#### What the task asks
Pull out every line below that holds the word "title".

#### Data records
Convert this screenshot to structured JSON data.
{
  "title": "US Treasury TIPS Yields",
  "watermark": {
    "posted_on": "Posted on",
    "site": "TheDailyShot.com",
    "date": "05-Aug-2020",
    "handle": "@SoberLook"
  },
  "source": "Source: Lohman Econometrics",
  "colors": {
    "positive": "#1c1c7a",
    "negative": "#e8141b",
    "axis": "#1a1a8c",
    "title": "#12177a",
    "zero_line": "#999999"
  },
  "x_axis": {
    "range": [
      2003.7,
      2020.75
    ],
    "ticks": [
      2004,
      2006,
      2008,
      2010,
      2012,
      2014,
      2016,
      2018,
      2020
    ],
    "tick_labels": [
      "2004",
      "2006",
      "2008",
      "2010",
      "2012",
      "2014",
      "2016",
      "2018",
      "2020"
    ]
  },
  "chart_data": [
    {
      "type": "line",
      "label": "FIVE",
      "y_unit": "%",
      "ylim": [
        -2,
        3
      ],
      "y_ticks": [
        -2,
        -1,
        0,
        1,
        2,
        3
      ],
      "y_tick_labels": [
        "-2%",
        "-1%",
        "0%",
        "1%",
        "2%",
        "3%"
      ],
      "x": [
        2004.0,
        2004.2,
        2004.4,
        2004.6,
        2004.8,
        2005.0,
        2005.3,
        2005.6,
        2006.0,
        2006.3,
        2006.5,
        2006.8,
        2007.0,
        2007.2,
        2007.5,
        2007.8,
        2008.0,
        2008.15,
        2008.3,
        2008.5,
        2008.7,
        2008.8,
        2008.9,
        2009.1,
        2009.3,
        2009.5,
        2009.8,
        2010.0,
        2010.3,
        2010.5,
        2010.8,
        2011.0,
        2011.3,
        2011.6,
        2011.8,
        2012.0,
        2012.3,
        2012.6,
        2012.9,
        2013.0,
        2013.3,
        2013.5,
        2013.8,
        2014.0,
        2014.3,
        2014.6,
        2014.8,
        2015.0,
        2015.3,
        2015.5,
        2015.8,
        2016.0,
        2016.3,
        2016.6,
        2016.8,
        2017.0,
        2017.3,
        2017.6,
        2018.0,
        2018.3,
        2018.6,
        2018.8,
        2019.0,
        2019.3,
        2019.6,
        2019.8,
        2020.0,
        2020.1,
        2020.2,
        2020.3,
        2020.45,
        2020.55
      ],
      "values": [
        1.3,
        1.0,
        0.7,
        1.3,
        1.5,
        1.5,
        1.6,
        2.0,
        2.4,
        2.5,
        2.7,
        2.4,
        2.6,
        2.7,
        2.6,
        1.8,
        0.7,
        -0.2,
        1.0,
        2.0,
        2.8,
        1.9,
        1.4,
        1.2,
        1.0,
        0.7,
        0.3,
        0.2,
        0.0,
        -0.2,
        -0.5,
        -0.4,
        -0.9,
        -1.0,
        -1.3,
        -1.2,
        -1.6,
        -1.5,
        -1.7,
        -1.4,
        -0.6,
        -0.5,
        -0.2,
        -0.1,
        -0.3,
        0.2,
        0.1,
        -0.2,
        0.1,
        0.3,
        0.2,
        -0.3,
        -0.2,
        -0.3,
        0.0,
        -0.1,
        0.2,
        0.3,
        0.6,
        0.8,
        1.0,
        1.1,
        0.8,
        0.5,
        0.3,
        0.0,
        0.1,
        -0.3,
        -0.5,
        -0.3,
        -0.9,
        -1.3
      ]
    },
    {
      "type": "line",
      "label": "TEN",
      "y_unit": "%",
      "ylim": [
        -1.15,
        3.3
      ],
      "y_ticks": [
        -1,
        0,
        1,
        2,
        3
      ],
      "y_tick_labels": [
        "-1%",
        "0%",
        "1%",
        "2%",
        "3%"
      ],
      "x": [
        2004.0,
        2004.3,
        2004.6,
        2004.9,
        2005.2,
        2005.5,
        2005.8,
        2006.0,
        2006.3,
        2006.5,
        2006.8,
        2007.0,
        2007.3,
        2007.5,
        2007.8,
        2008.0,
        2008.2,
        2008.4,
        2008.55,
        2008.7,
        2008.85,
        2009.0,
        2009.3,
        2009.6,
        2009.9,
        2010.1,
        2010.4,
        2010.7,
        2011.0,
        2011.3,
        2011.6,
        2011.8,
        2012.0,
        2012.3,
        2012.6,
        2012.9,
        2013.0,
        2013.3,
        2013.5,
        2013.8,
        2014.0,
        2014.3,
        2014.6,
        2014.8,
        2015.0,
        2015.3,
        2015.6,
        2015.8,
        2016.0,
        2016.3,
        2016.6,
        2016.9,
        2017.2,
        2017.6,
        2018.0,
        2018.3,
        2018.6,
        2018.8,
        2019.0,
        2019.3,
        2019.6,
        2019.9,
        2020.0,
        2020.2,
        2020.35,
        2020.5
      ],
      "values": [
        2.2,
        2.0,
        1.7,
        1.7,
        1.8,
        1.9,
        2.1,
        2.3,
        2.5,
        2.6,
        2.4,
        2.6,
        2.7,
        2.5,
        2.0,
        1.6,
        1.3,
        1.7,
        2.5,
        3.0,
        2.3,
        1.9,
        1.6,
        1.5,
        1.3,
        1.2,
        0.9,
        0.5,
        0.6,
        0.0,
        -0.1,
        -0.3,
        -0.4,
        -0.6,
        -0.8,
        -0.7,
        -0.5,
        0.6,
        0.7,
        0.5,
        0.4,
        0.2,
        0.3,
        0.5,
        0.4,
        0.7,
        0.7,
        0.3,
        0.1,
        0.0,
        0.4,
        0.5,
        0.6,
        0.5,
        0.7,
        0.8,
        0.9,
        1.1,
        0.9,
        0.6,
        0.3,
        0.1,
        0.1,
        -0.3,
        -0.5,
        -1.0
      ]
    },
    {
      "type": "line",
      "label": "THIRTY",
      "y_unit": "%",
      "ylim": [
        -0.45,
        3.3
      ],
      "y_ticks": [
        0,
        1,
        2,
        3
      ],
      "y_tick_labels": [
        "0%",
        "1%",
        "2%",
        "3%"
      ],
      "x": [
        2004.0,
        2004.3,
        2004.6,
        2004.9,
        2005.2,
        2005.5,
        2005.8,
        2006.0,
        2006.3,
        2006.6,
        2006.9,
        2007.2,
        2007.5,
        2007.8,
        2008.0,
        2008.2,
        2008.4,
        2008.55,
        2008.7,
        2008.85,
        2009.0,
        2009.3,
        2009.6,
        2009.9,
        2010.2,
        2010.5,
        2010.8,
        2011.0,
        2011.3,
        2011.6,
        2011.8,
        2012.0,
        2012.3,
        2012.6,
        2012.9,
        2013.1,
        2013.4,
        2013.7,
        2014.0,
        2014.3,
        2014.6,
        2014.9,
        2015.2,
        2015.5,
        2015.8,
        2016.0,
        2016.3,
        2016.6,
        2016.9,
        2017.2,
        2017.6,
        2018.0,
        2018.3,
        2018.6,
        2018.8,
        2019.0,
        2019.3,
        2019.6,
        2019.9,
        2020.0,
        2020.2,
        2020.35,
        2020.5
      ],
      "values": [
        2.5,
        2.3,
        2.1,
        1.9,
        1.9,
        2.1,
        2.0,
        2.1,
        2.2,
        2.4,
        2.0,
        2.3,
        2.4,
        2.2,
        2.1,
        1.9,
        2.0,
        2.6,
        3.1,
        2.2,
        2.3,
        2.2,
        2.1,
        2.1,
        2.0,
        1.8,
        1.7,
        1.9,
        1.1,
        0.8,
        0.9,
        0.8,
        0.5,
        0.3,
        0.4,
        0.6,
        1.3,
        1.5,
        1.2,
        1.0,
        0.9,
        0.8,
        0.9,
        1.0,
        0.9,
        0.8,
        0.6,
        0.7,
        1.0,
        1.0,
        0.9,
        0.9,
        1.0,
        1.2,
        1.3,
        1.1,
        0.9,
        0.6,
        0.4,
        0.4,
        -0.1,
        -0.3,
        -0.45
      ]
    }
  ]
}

#### Solution to the exercise
  "title": "US Treasury TIPS Yields",
    "title": "#12177a",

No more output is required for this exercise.